TASK TO COMPLETE:
Extract each line containing the string "myGRU".

(Dataset rows)
* * * * * * *

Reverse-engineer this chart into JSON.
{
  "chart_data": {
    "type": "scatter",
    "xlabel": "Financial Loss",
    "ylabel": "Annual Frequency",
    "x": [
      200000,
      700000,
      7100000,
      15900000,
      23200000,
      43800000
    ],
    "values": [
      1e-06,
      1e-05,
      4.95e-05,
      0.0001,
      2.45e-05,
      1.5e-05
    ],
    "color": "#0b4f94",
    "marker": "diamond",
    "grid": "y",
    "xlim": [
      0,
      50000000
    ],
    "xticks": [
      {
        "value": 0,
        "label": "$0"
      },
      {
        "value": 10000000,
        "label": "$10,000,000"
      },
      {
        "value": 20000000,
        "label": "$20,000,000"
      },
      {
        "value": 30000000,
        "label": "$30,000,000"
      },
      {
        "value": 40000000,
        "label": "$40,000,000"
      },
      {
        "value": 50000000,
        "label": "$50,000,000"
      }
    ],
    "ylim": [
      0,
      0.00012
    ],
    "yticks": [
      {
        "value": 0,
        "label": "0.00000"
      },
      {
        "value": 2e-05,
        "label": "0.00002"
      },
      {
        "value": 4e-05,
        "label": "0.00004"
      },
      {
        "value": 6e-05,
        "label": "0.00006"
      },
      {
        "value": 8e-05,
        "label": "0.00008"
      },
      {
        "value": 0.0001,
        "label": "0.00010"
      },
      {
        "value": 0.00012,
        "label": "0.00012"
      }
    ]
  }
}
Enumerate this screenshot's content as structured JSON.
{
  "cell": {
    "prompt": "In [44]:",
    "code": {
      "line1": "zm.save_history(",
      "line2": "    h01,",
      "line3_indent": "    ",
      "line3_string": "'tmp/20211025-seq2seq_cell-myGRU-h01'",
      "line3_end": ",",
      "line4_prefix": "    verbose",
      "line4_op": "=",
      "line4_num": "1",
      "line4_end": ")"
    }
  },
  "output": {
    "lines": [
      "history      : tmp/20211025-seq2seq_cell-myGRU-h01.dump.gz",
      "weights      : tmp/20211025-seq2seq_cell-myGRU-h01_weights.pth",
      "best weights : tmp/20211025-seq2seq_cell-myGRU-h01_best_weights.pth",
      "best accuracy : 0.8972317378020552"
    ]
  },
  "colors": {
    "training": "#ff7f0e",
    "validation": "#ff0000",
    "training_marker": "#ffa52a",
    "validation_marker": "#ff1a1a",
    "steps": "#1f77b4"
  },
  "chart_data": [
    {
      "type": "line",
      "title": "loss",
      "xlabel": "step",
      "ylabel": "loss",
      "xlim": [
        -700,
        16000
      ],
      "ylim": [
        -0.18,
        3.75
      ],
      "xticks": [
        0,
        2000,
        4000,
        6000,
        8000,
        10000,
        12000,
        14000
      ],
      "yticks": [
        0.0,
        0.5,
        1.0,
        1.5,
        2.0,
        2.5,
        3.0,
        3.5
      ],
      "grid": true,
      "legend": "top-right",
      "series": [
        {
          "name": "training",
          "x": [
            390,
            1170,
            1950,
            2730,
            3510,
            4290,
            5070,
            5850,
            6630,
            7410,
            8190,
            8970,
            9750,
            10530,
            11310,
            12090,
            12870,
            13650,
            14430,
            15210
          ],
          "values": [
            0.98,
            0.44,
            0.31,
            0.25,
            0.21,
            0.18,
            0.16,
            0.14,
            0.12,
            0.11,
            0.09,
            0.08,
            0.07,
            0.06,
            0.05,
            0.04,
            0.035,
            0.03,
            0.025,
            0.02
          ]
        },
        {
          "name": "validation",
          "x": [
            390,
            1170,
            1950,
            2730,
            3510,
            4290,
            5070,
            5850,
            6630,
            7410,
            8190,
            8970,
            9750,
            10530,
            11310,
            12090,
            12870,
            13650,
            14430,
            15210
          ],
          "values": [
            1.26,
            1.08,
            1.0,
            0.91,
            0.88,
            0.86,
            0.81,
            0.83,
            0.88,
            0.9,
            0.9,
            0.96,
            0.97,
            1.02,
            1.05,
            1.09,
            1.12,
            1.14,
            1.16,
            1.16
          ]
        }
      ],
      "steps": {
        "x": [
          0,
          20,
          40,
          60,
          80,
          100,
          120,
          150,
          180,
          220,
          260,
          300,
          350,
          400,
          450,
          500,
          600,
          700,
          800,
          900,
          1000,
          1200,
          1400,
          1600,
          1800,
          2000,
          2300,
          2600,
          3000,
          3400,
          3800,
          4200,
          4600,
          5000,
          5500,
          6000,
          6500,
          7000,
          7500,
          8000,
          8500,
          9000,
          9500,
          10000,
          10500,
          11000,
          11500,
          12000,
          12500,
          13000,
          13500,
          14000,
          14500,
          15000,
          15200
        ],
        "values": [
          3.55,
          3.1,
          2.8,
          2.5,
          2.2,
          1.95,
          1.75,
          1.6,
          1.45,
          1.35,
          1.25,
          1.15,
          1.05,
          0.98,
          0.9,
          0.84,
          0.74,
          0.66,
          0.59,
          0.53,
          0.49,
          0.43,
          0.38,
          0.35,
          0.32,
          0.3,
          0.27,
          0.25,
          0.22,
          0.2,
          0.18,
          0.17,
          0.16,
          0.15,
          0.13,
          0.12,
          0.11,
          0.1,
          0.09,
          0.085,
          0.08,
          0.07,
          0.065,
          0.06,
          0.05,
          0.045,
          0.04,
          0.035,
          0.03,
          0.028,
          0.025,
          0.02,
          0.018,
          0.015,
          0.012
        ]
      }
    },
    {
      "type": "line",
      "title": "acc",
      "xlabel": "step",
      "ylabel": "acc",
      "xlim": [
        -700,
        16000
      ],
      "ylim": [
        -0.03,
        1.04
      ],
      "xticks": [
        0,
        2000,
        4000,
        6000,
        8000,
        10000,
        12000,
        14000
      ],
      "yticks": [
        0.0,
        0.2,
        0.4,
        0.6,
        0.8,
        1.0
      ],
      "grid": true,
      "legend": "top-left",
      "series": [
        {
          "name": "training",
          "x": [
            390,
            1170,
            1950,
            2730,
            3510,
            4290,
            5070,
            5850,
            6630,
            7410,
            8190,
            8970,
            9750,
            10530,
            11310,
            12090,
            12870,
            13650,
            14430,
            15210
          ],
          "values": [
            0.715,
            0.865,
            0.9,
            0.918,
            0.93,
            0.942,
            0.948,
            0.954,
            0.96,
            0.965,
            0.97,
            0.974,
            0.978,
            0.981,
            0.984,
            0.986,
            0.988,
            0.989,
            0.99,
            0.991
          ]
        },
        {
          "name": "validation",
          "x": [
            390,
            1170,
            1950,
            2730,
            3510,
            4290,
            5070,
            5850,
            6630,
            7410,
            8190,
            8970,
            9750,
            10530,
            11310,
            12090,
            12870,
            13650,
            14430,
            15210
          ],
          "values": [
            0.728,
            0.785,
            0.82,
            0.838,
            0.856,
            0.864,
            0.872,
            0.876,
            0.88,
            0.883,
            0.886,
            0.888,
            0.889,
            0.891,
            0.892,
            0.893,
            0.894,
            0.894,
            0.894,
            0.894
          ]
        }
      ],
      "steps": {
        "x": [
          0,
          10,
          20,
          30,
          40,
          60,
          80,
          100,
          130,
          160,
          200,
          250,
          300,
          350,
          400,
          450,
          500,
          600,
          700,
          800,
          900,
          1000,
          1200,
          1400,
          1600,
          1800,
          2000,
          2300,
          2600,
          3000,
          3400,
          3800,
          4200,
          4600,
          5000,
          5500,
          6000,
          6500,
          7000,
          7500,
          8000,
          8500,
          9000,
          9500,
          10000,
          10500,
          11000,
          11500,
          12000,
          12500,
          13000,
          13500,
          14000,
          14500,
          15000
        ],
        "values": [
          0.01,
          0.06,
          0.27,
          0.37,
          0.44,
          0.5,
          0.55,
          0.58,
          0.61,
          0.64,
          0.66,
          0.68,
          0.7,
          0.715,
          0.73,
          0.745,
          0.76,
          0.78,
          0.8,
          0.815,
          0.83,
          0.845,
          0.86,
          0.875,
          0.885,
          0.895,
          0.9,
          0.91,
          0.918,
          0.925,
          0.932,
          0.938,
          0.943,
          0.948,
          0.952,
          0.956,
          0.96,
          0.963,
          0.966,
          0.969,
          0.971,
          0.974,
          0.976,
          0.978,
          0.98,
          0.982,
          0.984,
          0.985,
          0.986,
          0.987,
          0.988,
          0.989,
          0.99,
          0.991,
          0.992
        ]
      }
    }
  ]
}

* * * * * * *

RESULT BELOW:
      "line3_string": "'tmp/20211025-seq2seq_cell-myGRU-h01'",
      "history      : tmp/20211025-seq2seq_cell-myGRU-h01.dump.gz",
      "weights      : tmp/20211025-seq2seq_cell-myGRU-h01_weights.pth",
      "best weights : tmp/20211025-seq2seq_cell-myGRU-h01_best_weights.pth",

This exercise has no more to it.